• **設定課題 1**:
松田選手と戸崎騎手の対談について、次の問いに答えてください。
(a) 野球選手にとってまず第一だと松田選手が述べているのは何ですか。
(b) 松田選手は去年でプロ何年目で、それまでに骨折を何回していますか。
(c) 松田選手は自分の骨折の原因としてどのような例を挙げていますか。
• **設定課題 2**: 松田選手と戸崎騎手の対談を、最後の発言の続きから書き進めてください。

松田:そうですね。野球の世界には良い選手が一杯いるのですが、ケガをして戦列を離れ、その果てには現役を退いてしまう選手もたくさんいます。技術や素質も大事でしょうが、まずは体が丈夫なことが第一。とにかくグラウンドに立ち続けて、試合に出続けて、そしてチームの勝利に貢献することが一番大きいかなと思います。
-:とは言え、普段プロ野球選手を見慣れない競馬マスコミからすれば、松田選手はすごく体が大きくて立派に見えます。それでも、ケガが多かったと。
松田:ええ、僕は去年でプロ10年目だったのですが、骨折を5回しています。
戸崎圭太騎手:プロフィールを見ると、たくさんケガをされているみたいですね。
松田:たとえば肉離れのようなケガが1回もなくて、全て骨折なんですよ。デッドボールを受けたり、ベースにスライディングをして折れたり、そういう偶発的な骨折が多いですね。
圭太:骨折が良いという訳じゃないですが、肉離れのような怪我だと長くかかってしまいますよね。しかも、癖になったりしそうですし。それにしても、(骨折の回数が)多かったのでビックリしましたね。
松田:確かに「お前、5回も骨折した中でよく這い上がってきたな」と、よく言われますね。
-:スポーツをやらない一般の方で、なかなかそれだけの回数、骨折する方はいないですもんね。戸崎騎手はケガの経験もありますか?中央に来てからは大きな事故はありませんが。
圭太:僕は骨折を3回やっているんですよね。鎖骨2回と顔面と上腕骨。特に地方競馬時代にあった最初のケガは大きかったです。
松田:競馬もケガは付きものですよね。
圭太:そうですね。まあ、自分が気を付けていても、周りがやった時に煽りを受けてケガをしてしまう場合もあるので。

• **記録データ**:
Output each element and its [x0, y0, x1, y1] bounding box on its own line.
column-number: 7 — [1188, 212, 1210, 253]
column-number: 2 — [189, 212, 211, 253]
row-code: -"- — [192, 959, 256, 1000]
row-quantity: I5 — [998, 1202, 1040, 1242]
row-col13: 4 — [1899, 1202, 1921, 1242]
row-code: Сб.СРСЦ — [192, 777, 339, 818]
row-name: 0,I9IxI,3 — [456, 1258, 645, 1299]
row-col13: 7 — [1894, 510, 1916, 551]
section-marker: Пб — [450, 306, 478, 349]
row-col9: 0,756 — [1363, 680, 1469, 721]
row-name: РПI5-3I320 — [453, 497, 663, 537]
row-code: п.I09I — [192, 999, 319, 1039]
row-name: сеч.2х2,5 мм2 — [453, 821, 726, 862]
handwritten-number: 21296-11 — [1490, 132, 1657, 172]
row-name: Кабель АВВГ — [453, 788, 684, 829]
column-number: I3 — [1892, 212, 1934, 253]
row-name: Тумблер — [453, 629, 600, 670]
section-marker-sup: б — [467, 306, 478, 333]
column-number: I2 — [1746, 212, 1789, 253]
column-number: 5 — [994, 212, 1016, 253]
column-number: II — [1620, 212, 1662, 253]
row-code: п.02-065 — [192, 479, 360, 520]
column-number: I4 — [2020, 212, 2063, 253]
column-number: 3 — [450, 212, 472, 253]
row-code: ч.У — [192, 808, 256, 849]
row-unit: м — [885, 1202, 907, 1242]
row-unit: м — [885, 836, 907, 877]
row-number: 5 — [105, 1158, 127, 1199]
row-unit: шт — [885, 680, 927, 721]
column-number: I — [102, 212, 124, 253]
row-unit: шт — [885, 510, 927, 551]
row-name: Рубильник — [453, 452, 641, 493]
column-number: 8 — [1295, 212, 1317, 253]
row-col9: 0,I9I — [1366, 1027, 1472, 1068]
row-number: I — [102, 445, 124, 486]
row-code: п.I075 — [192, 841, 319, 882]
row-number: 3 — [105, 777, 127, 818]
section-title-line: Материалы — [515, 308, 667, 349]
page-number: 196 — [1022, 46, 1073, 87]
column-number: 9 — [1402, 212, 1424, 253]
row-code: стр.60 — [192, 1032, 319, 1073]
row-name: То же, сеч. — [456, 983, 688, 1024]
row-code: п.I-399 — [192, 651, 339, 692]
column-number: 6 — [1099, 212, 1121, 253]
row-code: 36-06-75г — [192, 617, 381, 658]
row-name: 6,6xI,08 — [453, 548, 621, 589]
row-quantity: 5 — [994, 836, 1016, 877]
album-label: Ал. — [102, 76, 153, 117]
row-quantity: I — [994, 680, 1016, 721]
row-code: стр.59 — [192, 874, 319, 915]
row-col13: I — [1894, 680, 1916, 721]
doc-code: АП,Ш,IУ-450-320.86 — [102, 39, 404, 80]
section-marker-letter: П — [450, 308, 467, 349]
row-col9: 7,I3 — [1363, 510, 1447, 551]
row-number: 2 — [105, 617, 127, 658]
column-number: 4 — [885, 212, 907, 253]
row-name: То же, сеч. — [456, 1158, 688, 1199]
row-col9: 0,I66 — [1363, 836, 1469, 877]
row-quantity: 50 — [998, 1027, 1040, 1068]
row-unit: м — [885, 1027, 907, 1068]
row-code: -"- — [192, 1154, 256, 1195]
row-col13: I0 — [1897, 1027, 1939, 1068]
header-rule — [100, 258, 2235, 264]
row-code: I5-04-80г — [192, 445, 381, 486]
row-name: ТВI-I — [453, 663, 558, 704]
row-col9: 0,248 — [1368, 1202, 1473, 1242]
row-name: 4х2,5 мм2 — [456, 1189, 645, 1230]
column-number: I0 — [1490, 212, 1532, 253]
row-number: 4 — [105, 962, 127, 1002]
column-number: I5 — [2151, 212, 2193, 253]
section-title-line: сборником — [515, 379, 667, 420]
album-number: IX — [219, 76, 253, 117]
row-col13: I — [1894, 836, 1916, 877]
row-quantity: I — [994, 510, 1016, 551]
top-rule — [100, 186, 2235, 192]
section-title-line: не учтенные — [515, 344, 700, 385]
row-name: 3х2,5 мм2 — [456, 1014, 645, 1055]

• **解答 1**:
(a) 体が丈夫なこと。
(b) プロ10年目で、骨折は5回。
(c) デッドボールを受けたことや、ベースへのスライディングで折れたことなどの偶発的な骨折。

• **解答 2**:
松田:そういう時は防ぎようがないのですか?
圭太:ええ。瞬時のアクシデントなので。もう拝むだけですね、ヘヘヘ(笑)。それしかないですよ。
-:最近、そういった目に遭われる機会は見受けられませんが、そのあたりは技術の向上など、危機察知能力などの経験もあってのものなのでしょうか?
圭太:いや、どうなんですかねぇ。そういうことも幾らか少しずつは体で覚えてきたりするところもあるのでしょうが、自分が乗っている、乗っていないに関わらず、馬が怪我をして、転倒してしまったら、どうにも防ぎようがない時があるので、本当に願うしかないですよね。
-:改めて、戸崎騎手は1年を振り返ってみて、いかがでしたか?
圭太:リーディングという形で終われたこと、それ自体は良かったと思いますが、運も良かったなというのもありましたね。いつも言っているのですが、もっともっと内容を濃くしていきたいです。
-:松田選手に戸崎騎手の紹介をすると、昨年と一昨年の日本で一番勝ったジョッキーです。最多勝なので、ジョッキーの中では最も名誉のある賞を獲ったということです。野球選手の首位打者とか、ホームラン王に相当するのかなと。
松田:すごいですね。野球で言うと、それどころじゃなくMVPなんじゃないですか。
圭太:騎手は個人でやっているのですが、それでもやはり1人じゃ出来ないことなので。馬がいたり、スタッフさんがいたり、オーナーがいたり、最も助けられて、支えられて達成出来ることです。野球だったらチームがありますからね。個人のタイトルはありますけど。
松田宣浩×戸崎圭太「日本一」の熱き男たち(第2章)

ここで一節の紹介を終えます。